(Rows from a dataset)
★ ★ ★ ★
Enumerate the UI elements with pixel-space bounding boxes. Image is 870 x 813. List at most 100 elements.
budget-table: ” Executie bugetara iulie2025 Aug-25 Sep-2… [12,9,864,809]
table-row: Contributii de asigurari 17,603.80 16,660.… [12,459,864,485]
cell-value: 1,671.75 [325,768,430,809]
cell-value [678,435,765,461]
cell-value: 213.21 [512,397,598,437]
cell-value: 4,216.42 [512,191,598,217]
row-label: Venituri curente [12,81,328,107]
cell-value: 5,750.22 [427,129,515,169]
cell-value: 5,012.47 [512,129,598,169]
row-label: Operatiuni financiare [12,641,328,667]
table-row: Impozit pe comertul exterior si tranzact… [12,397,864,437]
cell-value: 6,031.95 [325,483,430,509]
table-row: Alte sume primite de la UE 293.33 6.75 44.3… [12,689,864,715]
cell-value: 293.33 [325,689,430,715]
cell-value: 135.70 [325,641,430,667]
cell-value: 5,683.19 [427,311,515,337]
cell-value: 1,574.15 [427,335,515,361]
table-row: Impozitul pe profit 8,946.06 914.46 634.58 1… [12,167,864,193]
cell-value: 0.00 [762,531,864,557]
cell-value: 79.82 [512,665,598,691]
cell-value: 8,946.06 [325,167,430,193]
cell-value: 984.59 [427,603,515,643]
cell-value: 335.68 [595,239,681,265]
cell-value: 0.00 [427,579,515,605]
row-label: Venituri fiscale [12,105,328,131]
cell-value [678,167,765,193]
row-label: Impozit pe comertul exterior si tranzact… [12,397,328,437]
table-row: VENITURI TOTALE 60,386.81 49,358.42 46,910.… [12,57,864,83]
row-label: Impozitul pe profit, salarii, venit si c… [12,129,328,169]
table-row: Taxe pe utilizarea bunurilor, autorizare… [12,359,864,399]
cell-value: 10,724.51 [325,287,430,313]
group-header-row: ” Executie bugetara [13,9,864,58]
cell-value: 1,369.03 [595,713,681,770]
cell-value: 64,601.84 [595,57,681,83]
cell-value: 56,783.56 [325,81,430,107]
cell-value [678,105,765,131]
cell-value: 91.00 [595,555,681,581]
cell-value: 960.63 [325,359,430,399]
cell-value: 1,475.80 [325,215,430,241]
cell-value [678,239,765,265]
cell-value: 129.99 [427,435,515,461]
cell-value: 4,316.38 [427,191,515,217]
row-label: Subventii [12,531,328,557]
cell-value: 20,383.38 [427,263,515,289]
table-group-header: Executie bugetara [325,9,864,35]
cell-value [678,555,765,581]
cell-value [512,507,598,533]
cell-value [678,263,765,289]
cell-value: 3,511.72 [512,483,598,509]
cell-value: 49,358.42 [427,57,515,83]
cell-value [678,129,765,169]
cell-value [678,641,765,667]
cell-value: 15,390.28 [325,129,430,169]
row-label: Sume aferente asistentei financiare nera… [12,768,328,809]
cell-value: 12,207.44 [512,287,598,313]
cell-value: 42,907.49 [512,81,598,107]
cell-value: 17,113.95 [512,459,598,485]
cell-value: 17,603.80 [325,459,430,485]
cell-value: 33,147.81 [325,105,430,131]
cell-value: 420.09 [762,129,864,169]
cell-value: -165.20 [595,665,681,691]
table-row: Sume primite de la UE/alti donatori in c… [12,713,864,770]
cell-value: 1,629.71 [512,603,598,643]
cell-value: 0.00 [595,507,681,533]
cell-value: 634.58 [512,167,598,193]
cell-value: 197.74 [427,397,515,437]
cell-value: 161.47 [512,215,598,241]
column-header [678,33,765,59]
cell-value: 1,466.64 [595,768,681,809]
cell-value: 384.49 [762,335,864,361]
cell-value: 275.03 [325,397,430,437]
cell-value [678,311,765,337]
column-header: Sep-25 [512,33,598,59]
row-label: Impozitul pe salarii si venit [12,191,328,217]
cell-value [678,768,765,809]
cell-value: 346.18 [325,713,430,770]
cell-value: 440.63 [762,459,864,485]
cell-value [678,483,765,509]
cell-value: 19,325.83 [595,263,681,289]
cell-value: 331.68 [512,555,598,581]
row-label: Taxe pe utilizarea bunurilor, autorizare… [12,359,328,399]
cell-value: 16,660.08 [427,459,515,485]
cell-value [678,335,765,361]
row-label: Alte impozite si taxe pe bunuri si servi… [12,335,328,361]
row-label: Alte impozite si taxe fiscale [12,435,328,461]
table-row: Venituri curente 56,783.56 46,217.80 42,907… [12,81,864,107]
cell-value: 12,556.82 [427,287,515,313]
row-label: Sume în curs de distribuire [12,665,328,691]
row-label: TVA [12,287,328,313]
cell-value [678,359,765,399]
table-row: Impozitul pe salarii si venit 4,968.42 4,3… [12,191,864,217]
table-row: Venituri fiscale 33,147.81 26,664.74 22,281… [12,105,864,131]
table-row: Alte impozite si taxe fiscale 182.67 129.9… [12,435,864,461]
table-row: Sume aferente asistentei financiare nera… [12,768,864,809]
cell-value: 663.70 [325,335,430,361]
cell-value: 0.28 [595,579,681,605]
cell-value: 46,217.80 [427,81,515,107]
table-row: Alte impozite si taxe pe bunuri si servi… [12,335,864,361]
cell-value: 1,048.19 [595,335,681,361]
★ ★ ★ ★
TASK DIRECTIONS:
Rewrite the records above, switching every "row-label" to "row-name" and keeping everything else the same.

REPLY:
Enumerate the UI elements with pixel-space bounding boxes. Image is 870 x 813. List at most 100 elements.
budget-table: ” Executie bugetara iulie2025 Aug-25 Sep-2… [12,9,864,809]
table-row: Contributii de asigurari 17,603.80 16,660.… [12,459,864,485]
cell-value: 1,671.75 [325,768,430,809]
cell-value [678,435,765,461]
cell-value: 213.21 [512,397,598,437]
cell-value: 4,216.42 [512,191,598,217]
row-name: Venituri curente [12,81,328,107]
cell-value: 5,750.22 [427,129,515,169]
cell-value: 5,012.47 [512,129,598,169]
row-name: Operatiuni financiare [12,641,328,667]
table-row: Impozit pe comertul exterior si tranzact… [12,397,864,437]
cell-value: 6,031.95 [325,483,430,509]
table-row: Alte sume primite de la UE 293.33 6.75 44.3… [12,689,864,715]
cell-value: 293.33 [325,689,430,715]
cell-value: 135.70 [325,641,430,667]
cell-value: 5,683.19 [427,311,515,337]
cell-value: 1,574.15 [427,335,515,361]
table-row: Impozitul pe profit 8,946.06 914.46 634.58 1… [12,167,864,193]
cell-value: 0.00 [762,531,864,557]
cell-value: 79.82 [512,665,598,691]
cell-value: 8,946.06 [325,167,430,193]
cell-value: 984.59 [427,603,515,643]
cell-value: 335.68 [595,239,681,265]
cell-value: 0.00 [427,579,515,605]
row-name: Venituri fiscale [12,105,328,131]
cell-value [678,167,765,193]
row-name: Impozit pe comertul exterior si tranzact… [12,397,328,437]
table-row: VENITURI TOTALE 60,386.81 49,358.42 46,910.… [12,57,864,83]
row-name: Impozitul pe profit, salarii, venit si c… [12,129,328,169]
table-row: Taxe pe utilizarea bunurilor, autorizare… [12,359,864,399]
cell-value: 10,724.51 [325,287,430,313]
group-header-row: ” Executie bugetara [13,9,864,58]
cell-value: 1,369.03 [595,713,681,770]
cell-value: 64,601.84 [595,57,681,83]
cell-value: 56,783.56 [325,81,430,107]
cell-value [678,105,765,131]
cell-value: 91.00 [595,555,681,581]
cell-value: 960.63 [325,359,430,399]
cell-value: 1,475.80 [325,215,430,241]
cell-value [678,239,765,265]
cell-value: 129.99 [427,435,515,461]
cell-value: 4,316.38 [427,191,515,217]
row-name: Subventii [12,531,328,557]
cell-value: 20,383.38 [427,263,515,289]
table-group-header: Executie bugetara [325,9,864,35]
cell-value [678,555,765,581]
cell-value [512,507,598,533]
cell-value [678,263,765,289]
cell-value: 3,511.72 [512,483,598,509]
cell-value: 49,358.42 [427,57,515,83]
cell-value [678,129,765,169]
cell-value [678,641,765,667]
cell-value: 15,390.28 [325,129,430,169]
row-name: Sume aferente asistentei financiare nera… [12,768,328,809]
cell-value: 12,207.44 [512,287,598,313]
cell-value: 42,907.49 [512,81,598,107]
cell-value: 17,113.95 [512,459,598,485]
cell-value: 17,603.80 [325,459,430,485]
cell-value: 33,147.81 [325,105,430,131]
cell-value: 420.09 [762,129,864,169]
cell-value: -165.20 [595,665,681,691]
table-row: Sume primite de la UE/alti donatori in c… [12,713,864,770]
cell-value: 1,629.71 [512,603,598,643]
cell-value: 0.00 [595,507,681,533]
cell-value: 634.58 [512,167,598,193]
cell-value: 197.74 [427,397,515,437]
cell-value: 161.47 [512,215,598,241]
column-header [678,33,765,59]
cell-value: 1,466.64 [595,768,681,809]
cell-value: 384.49 [762,335,864,361]
cell-value: 275.03 [325,397,430,437]
cell-value [678,311,765,337]
column-header: Sep-25 [512,33,598,59]
row-name: Impozitul pe salarii si venit [12,191,328,217]
cell-value [678,768,765,809]
cell-value: 346.18 [325,713,430,770]
cell-value: 440.63 [762,459,864,485]
cell-value [678,483,765,509]
cell-value: 19,325.83 [595,263,681,289]
cell-value: 331.68 [512,555,598,581]
row-name: Taxe pe utilizarea bunurilor, autorizare… [12,359,328,399]
cell-value: 16,660.08 [427,459,515,485]
cell-value [678,335,765,361]
row-name: Alte impozite si taxe pe bunuri si servi… [12,335,328,361]
row-name: Alte impozite si taxe fiscale [12,435,328,461]
table-row: Venituri curente 56,783.56 46,217.80 42,907… [12,81,864,107]
cell-value: 12,556.82 [427,287,515,313]
row-name: Sume în curs de distribuire [12,665,328,691]
row-name: TVA [12,287,328,313]
cell-value [678,359,765,399]
table-row: Impozitul pe salarii si venit 4,968.42 4,3… [12,191,864,217]
table-row: Venituri fiscale 33,147.81 26,664.74 22,281… [12,105,864,131]
table-row: Alte impozite si taxe fiscale 182.67 129.9… [12,435,864,461]
table-row: Sume aferente asistentei financiare nera… [12,768,864,809]
cell-value: 663.70 [325,335,430,361]
cell-value: 0.28 [595,579,681,605]
cell-value: 46,217.80 [427,81,515,107]
table-row: Alte impozite si taxe pe bunuri si servi… [12,335,864,361]
cell-value: 1,048.19 [595,335,681,361]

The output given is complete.